> _STATED PROBLEM_
Assemble all lines in which the string "color" appears.

Extracted records
——————

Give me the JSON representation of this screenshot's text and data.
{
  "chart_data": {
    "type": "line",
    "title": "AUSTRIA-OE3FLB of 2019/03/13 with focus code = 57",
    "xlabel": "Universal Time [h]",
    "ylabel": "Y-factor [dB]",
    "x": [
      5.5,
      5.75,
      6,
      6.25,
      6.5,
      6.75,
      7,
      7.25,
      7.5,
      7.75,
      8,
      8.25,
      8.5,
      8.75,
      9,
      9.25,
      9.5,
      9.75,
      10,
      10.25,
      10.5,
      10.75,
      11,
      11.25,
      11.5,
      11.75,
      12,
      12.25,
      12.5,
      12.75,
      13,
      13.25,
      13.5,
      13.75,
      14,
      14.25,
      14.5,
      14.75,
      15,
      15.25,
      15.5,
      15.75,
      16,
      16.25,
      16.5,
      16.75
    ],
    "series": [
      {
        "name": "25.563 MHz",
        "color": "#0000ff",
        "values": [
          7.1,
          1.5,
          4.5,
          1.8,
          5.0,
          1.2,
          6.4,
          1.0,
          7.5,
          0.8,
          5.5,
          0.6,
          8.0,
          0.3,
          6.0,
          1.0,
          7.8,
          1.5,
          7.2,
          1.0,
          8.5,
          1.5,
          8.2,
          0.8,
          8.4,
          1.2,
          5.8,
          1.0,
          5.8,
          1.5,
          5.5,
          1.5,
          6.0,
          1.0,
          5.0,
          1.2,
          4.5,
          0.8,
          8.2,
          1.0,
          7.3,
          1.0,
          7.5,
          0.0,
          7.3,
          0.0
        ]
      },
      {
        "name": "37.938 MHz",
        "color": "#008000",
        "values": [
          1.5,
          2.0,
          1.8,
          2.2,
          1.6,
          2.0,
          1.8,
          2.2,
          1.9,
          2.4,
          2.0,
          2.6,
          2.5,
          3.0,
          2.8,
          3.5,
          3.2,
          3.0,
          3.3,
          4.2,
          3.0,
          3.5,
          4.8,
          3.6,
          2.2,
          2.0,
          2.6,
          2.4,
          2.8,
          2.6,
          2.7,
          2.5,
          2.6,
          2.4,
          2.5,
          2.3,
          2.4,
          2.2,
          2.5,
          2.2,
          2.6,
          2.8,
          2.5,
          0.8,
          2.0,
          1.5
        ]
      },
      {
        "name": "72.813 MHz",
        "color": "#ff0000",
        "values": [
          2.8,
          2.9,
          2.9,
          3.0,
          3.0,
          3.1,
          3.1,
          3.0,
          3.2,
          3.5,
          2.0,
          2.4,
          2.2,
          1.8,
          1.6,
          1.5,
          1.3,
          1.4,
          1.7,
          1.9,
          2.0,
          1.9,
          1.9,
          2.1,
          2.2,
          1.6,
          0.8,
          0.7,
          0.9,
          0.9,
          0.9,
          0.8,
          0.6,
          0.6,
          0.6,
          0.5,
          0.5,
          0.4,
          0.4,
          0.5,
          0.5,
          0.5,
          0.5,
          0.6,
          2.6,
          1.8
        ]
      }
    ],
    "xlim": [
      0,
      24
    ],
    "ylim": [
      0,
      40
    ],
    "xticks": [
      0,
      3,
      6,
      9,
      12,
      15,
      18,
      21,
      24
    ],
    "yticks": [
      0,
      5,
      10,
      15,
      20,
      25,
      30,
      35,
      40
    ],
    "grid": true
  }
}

——————

> _CORRECT ANSWER_
        "color": "#0000ff",
        "color": "#008000",
        "color": "#ff0000",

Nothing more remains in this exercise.